**What the task asks**.
In the data, find each line where the word "isang" appears and list that line.

**Data for the task**.

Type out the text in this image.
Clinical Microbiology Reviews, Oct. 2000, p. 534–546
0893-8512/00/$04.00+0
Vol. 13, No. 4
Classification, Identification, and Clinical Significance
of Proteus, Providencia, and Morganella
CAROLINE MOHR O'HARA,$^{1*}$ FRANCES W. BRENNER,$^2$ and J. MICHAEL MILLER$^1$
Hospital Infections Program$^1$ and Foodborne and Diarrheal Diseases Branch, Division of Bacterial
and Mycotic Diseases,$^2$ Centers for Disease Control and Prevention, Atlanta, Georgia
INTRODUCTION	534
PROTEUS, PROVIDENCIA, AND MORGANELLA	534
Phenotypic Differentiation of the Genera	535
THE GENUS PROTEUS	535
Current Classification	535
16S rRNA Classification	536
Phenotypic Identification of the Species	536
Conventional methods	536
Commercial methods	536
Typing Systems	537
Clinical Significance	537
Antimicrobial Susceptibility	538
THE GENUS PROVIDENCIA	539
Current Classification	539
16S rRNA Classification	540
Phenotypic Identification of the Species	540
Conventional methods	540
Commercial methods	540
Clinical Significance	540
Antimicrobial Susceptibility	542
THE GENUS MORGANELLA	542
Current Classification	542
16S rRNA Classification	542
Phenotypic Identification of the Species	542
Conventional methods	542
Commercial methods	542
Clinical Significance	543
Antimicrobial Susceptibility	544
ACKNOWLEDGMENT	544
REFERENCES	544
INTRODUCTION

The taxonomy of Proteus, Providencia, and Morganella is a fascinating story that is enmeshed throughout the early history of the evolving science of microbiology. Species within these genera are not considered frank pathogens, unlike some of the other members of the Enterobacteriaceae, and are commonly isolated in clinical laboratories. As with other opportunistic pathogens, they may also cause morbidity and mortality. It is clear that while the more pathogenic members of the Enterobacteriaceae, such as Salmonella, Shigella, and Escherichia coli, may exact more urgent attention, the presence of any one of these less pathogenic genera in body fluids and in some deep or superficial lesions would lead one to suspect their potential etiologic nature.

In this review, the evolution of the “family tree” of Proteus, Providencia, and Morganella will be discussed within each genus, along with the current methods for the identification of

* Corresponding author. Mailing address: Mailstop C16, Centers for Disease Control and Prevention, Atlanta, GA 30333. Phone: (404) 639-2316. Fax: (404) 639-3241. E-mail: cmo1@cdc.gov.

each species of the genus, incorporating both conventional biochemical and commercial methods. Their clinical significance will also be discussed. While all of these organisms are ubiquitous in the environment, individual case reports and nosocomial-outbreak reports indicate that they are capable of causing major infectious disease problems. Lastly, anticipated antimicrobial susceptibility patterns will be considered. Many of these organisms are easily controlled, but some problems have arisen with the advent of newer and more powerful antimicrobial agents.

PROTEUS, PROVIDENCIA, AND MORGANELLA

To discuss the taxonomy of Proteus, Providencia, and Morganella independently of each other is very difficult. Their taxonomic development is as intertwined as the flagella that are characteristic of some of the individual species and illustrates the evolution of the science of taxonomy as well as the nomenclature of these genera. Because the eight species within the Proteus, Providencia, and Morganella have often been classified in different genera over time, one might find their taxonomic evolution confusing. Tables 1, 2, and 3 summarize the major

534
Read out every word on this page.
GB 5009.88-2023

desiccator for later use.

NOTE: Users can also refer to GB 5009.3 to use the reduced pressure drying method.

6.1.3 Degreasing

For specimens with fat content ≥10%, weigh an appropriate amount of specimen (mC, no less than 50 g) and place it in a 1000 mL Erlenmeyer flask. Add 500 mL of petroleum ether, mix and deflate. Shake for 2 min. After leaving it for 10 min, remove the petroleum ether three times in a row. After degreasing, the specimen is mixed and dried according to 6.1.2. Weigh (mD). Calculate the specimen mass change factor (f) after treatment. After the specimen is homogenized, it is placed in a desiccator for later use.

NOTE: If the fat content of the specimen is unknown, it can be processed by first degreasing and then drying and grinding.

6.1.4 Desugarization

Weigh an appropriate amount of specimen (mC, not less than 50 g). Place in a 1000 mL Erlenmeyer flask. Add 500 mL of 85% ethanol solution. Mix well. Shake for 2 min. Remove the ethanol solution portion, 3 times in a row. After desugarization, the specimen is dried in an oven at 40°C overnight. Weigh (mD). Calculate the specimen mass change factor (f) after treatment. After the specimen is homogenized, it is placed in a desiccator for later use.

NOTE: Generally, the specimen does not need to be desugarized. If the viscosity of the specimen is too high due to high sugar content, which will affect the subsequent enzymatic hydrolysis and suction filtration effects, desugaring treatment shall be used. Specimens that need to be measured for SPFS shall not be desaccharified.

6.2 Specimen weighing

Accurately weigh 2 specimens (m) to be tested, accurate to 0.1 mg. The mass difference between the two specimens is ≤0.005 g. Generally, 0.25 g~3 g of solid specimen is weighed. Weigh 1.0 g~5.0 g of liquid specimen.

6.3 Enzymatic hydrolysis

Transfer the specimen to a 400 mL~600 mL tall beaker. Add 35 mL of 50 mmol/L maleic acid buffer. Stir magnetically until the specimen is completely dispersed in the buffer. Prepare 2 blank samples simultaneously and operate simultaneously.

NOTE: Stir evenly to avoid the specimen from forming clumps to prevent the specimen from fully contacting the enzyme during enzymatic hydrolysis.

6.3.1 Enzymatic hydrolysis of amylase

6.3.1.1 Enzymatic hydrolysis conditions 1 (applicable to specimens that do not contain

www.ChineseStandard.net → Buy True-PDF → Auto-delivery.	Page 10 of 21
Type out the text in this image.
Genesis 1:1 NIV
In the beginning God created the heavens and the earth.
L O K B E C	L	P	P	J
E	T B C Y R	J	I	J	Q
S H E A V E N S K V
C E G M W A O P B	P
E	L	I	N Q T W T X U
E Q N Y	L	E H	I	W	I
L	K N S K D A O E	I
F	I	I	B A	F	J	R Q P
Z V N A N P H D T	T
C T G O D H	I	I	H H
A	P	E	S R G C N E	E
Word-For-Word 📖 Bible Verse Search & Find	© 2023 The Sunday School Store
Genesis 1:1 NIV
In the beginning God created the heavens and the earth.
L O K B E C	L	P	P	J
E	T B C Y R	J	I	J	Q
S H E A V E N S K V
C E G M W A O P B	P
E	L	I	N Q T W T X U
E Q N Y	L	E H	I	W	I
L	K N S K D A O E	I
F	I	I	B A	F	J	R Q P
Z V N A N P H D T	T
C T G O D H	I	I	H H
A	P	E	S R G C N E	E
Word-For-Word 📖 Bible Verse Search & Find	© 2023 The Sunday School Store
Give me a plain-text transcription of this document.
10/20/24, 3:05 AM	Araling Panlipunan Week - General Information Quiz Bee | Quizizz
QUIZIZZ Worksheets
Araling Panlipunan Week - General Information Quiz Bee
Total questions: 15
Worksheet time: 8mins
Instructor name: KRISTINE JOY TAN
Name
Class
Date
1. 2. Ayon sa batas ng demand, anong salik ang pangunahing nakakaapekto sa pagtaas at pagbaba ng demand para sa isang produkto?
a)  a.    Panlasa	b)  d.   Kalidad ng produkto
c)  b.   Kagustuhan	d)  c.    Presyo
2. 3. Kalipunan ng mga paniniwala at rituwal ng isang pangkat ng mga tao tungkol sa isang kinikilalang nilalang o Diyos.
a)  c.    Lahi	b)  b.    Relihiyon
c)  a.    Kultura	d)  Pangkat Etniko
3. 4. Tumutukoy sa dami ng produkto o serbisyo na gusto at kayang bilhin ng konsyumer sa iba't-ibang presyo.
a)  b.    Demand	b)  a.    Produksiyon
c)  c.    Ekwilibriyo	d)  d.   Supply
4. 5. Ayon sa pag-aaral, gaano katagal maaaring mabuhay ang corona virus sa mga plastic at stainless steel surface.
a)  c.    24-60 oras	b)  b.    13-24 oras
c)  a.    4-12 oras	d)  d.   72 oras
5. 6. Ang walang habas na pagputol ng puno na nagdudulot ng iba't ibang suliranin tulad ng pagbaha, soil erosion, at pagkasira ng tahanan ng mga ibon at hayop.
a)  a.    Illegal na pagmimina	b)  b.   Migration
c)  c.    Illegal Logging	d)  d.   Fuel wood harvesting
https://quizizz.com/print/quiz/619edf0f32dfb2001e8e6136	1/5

**Answer to the exercise**.
1. 2. Ayon sa batas ng demand, anong salik ang pangunahing nakakaapekto sa pagtaas at pagbaba ng demand para sa isang produkto?
2. 3. Kalipunan ng mga paniniwala at rituwal ng isang pangkat ng mga tao tungkol sa isang kinikilalang nilalang o Diyos.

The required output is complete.